* [YOUR TASK]
Gather all lines in the entries that include the word "page".

A run of records
·····

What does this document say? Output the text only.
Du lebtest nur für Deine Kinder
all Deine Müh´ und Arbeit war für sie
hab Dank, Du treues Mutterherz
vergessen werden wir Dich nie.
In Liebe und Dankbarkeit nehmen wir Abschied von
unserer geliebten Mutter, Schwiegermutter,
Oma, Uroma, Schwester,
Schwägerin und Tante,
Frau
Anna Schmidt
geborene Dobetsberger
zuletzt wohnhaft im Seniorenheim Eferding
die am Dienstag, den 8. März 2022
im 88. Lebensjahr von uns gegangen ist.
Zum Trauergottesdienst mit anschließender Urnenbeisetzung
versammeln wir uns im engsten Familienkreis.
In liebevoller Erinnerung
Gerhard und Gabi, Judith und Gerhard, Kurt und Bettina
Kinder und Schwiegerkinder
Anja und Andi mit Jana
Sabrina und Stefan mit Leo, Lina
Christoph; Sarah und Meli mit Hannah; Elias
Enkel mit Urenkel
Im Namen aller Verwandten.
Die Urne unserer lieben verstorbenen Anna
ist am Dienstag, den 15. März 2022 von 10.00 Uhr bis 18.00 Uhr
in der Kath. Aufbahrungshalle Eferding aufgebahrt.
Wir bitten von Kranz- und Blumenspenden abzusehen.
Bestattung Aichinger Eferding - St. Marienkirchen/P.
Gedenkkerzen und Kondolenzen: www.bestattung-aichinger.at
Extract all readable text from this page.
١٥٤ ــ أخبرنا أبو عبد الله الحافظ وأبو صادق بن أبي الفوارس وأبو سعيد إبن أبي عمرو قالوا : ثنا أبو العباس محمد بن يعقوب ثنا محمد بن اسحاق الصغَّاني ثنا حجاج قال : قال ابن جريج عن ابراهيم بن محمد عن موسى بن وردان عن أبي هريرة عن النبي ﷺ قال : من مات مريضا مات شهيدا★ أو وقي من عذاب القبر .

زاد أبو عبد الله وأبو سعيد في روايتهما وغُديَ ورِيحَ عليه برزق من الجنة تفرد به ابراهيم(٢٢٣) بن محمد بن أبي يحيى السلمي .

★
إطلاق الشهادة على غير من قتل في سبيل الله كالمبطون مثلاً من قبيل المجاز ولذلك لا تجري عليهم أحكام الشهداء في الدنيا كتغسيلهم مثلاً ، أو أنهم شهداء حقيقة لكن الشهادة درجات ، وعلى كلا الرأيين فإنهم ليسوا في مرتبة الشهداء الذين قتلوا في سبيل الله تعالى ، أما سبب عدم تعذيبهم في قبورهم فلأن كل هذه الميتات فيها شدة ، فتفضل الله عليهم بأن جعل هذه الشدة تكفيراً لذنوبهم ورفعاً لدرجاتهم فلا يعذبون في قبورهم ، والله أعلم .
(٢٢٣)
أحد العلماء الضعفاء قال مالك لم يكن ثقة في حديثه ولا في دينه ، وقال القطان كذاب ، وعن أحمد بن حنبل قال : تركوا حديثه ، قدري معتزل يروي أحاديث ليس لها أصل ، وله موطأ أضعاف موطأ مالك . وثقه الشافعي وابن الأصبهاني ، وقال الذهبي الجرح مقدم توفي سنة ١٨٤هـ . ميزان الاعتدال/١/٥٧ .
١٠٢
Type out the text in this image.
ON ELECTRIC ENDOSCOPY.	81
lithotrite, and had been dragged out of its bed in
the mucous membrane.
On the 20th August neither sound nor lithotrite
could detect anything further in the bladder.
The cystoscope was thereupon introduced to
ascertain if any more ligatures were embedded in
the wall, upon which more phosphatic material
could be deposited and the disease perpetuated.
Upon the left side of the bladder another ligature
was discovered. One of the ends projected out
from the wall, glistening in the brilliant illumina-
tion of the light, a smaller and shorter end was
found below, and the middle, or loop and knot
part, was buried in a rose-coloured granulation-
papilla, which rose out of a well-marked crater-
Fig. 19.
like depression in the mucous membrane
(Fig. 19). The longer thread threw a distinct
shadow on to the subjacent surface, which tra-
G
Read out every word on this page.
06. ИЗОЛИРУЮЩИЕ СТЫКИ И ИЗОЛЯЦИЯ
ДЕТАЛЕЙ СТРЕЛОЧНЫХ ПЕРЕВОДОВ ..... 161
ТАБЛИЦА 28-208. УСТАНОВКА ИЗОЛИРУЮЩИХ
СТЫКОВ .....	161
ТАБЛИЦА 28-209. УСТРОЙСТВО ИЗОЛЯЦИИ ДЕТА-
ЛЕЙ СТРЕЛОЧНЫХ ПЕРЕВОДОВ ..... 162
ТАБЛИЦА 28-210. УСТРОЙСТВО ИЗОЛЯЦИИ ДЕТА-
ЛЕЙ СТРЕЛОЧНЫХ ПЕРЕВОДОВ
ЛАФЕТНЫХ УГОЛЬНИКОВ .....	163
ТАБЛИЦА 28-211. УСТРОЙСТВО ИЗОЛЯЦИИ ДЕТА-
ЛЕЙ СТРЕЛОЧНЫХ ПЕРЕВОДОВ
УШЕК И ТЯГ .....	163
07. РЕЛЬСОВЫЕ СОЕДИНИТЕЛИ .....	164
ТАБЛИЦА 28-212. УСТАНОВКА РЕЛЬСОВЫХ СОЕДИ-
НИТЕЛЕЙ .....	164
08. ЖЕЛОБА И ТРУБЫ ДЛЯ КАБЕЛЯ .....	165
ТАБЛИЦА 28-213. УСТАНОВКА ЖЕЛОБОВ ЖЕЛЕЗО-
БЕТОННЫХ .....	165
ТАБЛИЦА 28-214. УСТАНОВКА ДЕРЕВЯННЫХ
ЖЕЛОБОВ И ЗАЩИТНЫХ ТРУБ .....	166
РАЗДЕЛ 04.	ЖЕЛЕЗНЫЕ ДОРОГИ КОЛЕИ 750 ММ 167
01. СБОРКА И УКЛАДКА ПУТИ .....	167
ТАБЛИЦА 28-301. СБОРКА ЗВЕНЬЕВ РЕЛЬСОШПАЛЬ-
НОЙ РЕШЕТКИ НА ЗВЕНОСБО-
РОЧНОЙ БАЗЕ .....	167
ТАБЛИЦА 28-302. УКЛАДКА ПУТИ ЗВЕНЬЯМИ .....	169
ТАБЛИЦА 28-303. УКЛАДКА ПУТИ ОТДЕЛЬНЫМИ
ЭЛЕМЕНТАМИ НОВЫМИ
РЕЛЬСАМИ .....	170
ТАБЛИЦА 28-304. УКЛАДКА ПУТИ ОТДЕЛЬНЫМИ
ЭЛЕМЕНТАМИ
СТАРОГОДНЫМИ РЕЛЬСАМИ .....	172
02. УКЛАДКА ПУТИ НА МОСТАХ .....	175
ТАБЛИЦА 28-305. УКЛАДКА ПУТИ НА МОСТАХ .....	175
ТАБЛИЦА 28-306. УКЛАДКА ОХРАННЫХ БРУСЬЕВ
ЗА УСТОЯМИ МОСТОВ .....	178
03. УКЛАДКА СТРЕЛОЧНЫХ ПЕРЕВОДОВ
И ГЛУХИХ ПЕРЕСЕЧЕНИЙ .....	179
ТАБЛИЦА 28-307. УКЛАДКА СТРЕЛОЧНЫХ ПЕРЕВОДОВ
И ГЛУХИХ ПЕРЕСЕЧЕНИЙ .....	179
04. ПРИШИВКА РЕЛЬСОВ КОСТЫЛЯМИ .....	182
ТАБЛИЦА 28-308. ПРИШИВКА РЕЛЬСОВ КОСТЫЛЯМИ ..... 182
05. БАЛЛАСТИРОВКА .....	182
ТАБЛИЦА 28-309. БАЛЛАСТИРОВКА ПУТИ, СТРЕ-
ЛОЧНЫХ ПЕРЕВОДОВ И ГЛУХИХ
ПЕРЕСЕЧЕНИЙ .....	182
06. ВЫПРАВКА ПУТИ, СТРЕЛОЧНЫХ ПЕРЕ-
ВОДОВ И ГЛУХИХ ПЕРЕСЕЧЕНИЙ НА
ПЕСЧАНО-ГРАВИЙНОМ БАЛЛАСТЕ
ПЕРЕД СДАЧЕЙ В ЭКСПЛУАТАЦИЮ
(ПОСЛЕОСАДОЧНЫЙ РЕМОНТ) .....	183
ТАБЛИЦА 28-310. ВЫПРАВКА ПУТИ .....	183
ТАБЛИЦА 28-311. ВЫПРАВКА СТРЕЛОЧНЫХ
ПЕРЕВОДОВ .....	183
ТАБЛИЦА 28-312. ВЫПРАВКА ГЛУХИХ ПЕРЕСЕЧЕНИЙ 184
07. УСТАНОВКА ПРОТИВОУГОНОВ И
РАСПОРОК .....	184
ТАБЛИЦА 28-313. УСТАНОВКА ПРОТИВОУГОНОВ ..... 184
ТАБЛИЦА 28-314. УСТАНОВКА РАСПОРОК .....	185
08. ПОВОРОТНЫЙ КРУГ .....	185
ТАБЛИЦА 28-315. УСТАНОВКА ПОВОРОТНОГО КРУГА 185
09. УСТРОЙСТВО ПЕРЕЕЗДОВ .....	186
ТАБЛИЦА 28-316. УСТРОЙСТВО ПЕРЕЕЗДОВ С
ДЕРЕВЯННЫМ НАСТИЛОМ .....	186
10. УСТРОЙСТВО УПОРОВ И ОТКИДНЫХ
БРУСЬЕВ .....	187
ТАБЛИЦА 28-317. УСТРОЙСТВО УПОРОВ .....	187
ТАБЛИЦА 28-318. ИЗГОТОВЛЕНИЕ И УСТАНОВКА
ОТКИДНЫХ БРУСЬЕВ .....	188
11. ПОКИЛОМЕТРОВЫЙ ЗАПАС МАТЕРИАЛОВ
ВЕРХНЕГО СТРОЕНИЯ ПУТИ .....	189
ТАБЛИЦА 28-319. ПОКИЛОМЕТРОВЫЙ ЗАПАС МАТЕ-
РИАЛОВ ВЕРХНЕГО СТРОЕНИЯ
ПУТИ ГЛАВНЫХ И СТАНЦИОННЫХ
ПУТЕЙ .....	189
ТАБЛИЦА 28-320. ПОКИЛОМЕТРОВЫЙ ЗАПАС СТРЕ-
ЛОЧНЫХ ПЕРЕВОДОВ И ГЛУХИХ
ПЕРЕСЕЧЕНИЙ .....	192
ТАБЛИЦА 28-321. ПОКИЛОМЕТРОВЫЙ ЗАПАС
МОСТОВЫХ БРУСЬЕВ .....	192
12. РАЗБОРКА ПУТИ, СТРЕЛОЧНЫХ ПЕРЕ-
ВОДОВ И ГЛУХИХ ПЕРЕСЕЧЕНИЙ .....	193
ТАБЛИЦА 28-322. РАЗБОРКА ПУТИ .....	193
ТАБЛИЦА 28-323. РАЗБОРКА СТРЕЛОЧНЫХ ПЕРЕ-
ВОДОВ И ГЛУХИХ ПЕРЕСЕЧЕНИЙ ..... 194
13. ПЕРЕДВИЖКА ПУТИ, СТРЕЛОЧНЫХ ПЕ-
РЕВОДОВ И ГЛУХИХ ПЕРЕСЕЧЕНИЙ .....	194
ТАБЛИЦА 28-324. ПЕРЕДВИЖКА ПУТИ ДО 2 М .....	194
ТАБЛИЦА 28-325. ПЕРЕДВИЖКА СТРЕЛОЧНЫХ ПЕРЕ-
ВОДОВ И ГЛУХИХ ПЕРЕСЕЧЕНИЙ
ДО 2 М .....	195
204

·····

* [PROBLEM SOLUTION]
Extract all readable text from this page.
Read out every word on this page.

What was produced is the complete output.